Find the string "name" and gather every line that holds it.

> **Supplied material**:

┄┄┄┄┄┄┄┄┄┄

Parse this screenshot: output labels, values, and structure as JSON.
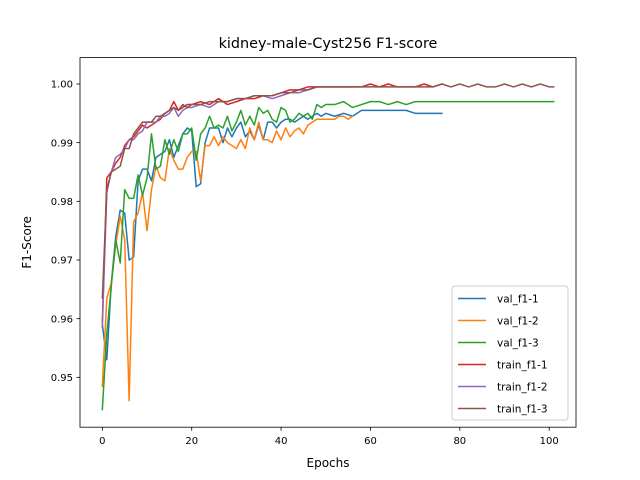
{
  "chart_data": {
    "type": "line",
    "title": "kidney-male-Cyst256 F1-score",
    "xlabel": "Epochs",
    "ylabel": "F1-Score",
    "xlim": [
      -5,
      106
    ],
    "ylim": [
      0.9415,
      1.0045
    ],
    "xticks": [
      0,
      20,
      40,
      60,
      80,
      100
    ],
    "yticks": [
      0.95,
      0.96,
      0.97,
      0.98,
      0.99,
      1.0
    ],
    "ytick_labels": [
      "0.95",
      "0.96",
      "0.97",
      "0.98",
      "0.99",
      "1.00"
    ],
    "grid": false,
    "legend_position": "lower-right",
    "series": [
      {
        "name": "val_f1-1",
        "color": "#1f77b4",
        "x": [
          0,
          1,
          2,
          3,
          4,
          5,
          6,
          7,
          8,
          9,
          10,
          11,
          12,
          13,
          14,
          15,
          16,
          17,
          18,
          19,
          20,
          21,
          22,
          23,
          24,
          25,
          26,
          27,
          28,
          29,
          30,
          31,
          32,
          33,
          34,
          35,
          36,
          37,
          38,
          39,
          40,
          41,
          42,
          43,
          44,
          45,
          46,
          47,
          48,
          49,
          50,
          52,
          54,
          56,
          58,
          60,
          62,
          64,
          66,
          68,
          70,
          72,
          74,
          76
        ],
        "y": [
          0.959,
          0.953,
          0.966,
          0.974,
          0.9785,
          0.978,
          0.97,
          0.9705,
          0.9835,
          0.9855,
          0.9855,
          0.9835,
          0.9875,
          0.988,
          0.9885,
          0.9905,
          0.9875,
          0.9895,
          0.9915,
          0.9925,
          0.992,
          0.9825,
          0.983,
          0.99,
          0.9925,
          0.9925,
          0.9925,
          0.99,
          0.9925,
          0.991,
          0.9925,
          0.9935,
          0.991,
          0.992,
          0.9905,
          0.993,
          0.9905,
          0.9935,
          0.9935,
          0.9925,
          0.9935,
          0.994,
          0.994,
          0.9935,
          0.994,
          0.9945,
          0.994,
          0.9945,
          0.995,
          0.9945,
          0.995,
          0.9945,
          0.995,
          0.9945,
          0.9955,
          0.9955,
          0.9955,
          0.9955,
          0.9955,
          0.9955,
          0.995,
          0.995,
          0.995,
          0.995
        ]
      },
      {
        "name": "val_f1-2",
        "color": "#ff7f0e",
        "x": [
          0,
          1,
          2,
          3,
          4,
          5,
          6,
          7,
          8,
          9,
          10,
          11,
          12,
          13,
          14,
          15,
          16,
          17,
          18,
          19,
          20,
          21,
          22,
          23,
          24,
          25,
          26,
          27,
          28,
          29,
          30,
          31,
          32,
          33,
          34,
          35,
          36,
          37,
          38,
          39,
          40,
          41,
          42,
          43,
          44,
          45,
          46,
          47,
          48,
          49,
          50,
          51,
          52,
          53,
          54,
          55,
          56
        ],
        "y": [
          0.9485,
          0.9635,
          0.966,
          0.9725,
          0.9775,
          0.9735,
          0.946,
          0.9765,
          0.978,
          0.9815,
          0.975,
          0.982,
          0.986,
          0.984,
          0.9835,
          0.989,
          0.987,
          0.9855,
          0.9855,
          0.9875,
          0.9885,
          0.9885,
          0.9835,
          0.9895,
          0.9895,
          0.991,
          0.9895,
          0.991,
          0.99,
          0.9895,
          0.989,
          0.9905,
          0.989,
          0.9925,
          0.9905,
          0.9935,
          0.9905,
          0.9905,
          0.99,
          0.992,
          0.9905,
          0.9925,
          0.991,
          0.992,
          0.9925,
          0.9915,
          0.993,
          0.9935,
          0.994,
          0.994,
          0.994,
          0.994,
          0.994,
          0.9945,
          0.9945,
          0.994,
          0.9945
        ]
      },
      {
        "name": "val_f1-3",
        "color": "#2ca02c",
        "x": [
          0,
          1,
          2,
          3,
          4,
          5,
          6,
          7,
          8,
          9,
          10,
          11,
          12,
          13,
          14,
          15,
          16,
          17,
          18,
          19,
          20,
          21,
          22,
          23,
          24,
          25,
          26,
          27,
          28,
          29,
          30,
          31,
          32,
          33,
          34,
          35,
          36,
          37,
          38,
          39,
          40,
          41,
          42,
          43,
          44,
          45,
          46,
          47,
          48,
          49,
          50,
          52,
          54,
          56,
          58,
          60,
          62,
          64,
          66,
          68,
          70,
          72,
          74,
          76,
          80,
          84,
          88,
          92,
          96,
          101
        ],
        "y": [
          0.9445,
          0.9575,
          0.9655,
          0.9735,
          0.9695,
          0.982,
          0.9805,
          0.9805,
          0.9845,
          0.981,
          0.984,
          0.9915,
          0.9855,
          0.986,
          0.9905,
          0.988,
          0.9905,
          0.9885,
          0.9915,
          0.9915,
          0.9925,
          0.987,
          0.9915,
          0.9925,
          0.9945,
          0.9925,
          0.993,
          0.9925,
          0.9945,
          0.992,
          0.9935,
          0.9955,
          0.993,
          0.9945,
          0.993,
          0.996,
          0.995,
          0.9955,
          0.994,
          0.9935,
          0.996,
          0.9955,
          0.9935,
          0.994,
          0.995,
          0.9945,
          0.995,
          0.994,
          0.9965,
          0.996,
          0.9965,
          0.9965,
          0.997,
          0.996,
          0.9965,
          0.997,
          0.997,
          0.9965,
          0.997,
          0.9965,
          0.997,
          0.997,
          0.997,
          0.997,
          0.997,
          0.997,
          0.997,
          0.997,
          0.997,
          0.997
        ]
      },
      {
        "name": "train_f1-1",
        "color": "#d62728",
        "x": [
          0,
          1,
          2,
          3,
          4,
          5,
          6,
          7,
          8,
          9,
          10,
          11,
          12,
          13,
          14,
          15,
          16,
          17,
          18,
          19,
          20,
          22,
          24,
          26,
          28,
          30,
          32,
          34,
          36,
          38,
          40,
          42,
          44,
          46,
          48,
          50,
          52,
          54,
          56,
          58,
          60,
          62,
          64,
          66,
          68,
          70,
          72,
          74,
          76
        ],
        "y": [
          0.9595,
          0.984,
          0.985,
          0.9865,
          0.9875,
          0.9895,
          0.9905,
          0.991,
          0.992,
          0.993,
          0.9925,
          0.993,
          0.9935,
          0.994,
          0.995,
          0.9955,
          0.997,
          0.9955,
          0.996,
          0.9965,
          0.9965,
          0.997,
          0.9965,
          0.9975,
          0.9965,
          0.997,
          0.9975,
          0.9975,
          0.998,
          0.998,
          0.9985,
          0.999,
          0.999,
          0.9995,
          0.9995,
          0.9995,
          0.9995,
          0.9995,
          0.9995,
          0.9995,
          1.0,
          0.9995,
          1.0,
          0.9995,
          0.9995,
          0.9995,
          1.0,
          0.9995,
          1.0
        ]
      },
      {
        "name": "train_f1-2",
        "color": "#9467bd",
        "x": [
          0,
          1,
          2,
          3,
          4,
          5,
          6,
          7,
          8,
          9,
          10,
          11,
          12,
          13,
          14,
          15,
          16,
          17,
          18,
          19,
          20,
          22,
          24,
          26,
          28,
          30,
          32,
          34,
          36,
          38,
          40,
          42,
          44,
          46,
          48,
          50,
          52,
          54,
          56
        ],
        "y": [
          0.9585,
          0.9815,
          0.985,
          0.9875,
          0.988,
          0.989,
          0.9905,
          0.9905,
          0.9915,
          0.992,
          0.9935,
          0.9935,
          0.9935,
          0.9945,
          0.9945,
          0.995,
          0.996,
          0.9945,
          0.9955,
          0.996,
          0.996,
          0.9965,
          0.996,
          0.997,
          0.997,
          0.9975,
          0.9975,
          0.998,
          0.998,
          0.9975,
          0.998,
          0.9985,
          0.9985,
          0.999,
          0.9995,
          0.9995,
          0.9995,
          0.9995,
          0.9995
        ]
      },
      {
        "name": "train_f1-3",
        "color": "#8c564b",
        "x": [
          0,
          1,
          2,
          3,
          4,
          5,
          6,
          7,
          8,
          9,
          10,
          11,
          12,
          13,
          14,
          15,
          16,
          17,
          18,
          19,
          20,
          22,
          24,
          26,
          28,
          30,
          32,
          34,
          36,
          38,
          40,
          42,
          44,
          46,
          48,
          50,
          52,
          54,
          56,
          58,
          60,
          62,
          64,
          66,
          68,
          70,
          72,
          74,
          76,
          78,
          80,
          82,
          84,
          86,
          88,
          90,
          92,
          94,
          96,
          98,
          100,
          101
        ],
        "y": [
          0.9635,
          0.982,
          0.985,
          0.9855,
          0.986,
          0.989,
          0.989,
          0.9915,
          0.9925,
          0.9935,
          0.9935,
          0.9935,
          0.9945,
          0.9945,
          0.995,
          0.9955,
          0.996,
          0.9955,
          0.9965,
          0.996,
          0.9965,
          0.9965,
          0.997,
          0.997,
          0.997,
          0.9975,
          0.9975,
          0.998,
          0.998,
          0.998,
          0.9985,
          0.9985,
          0.999,
          0.999,
          0.9995,
          0.9995,
          0.9995,
          0.9995,
          0.9995,
          0.9995,
          0.9995,
          0.9995,
          0.9995,
          0.9995,
          0.9995,
          0.9995,
          0.9995,
          0.9995,
          1.0,
          0.9995,
          1.0,
          0.9995,
          1.0,
          0.9995,
          0.9995,
          1.0,
          0.9995,
          1.0,
          0.9995,
          1.0,
          0.9995,
          0.9995
        ]
      }
    ]
  }
}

┄┄┄┄┄┄┄┄┄┄

> **Solution to the exercise**:
        "name": "val_f1-1",
        "name": "val_f1-2",
        "name": "val_f1-3",
        "name": "train_f1-1",
        "name": "train_f1-2",
        "name": "train_f1-3",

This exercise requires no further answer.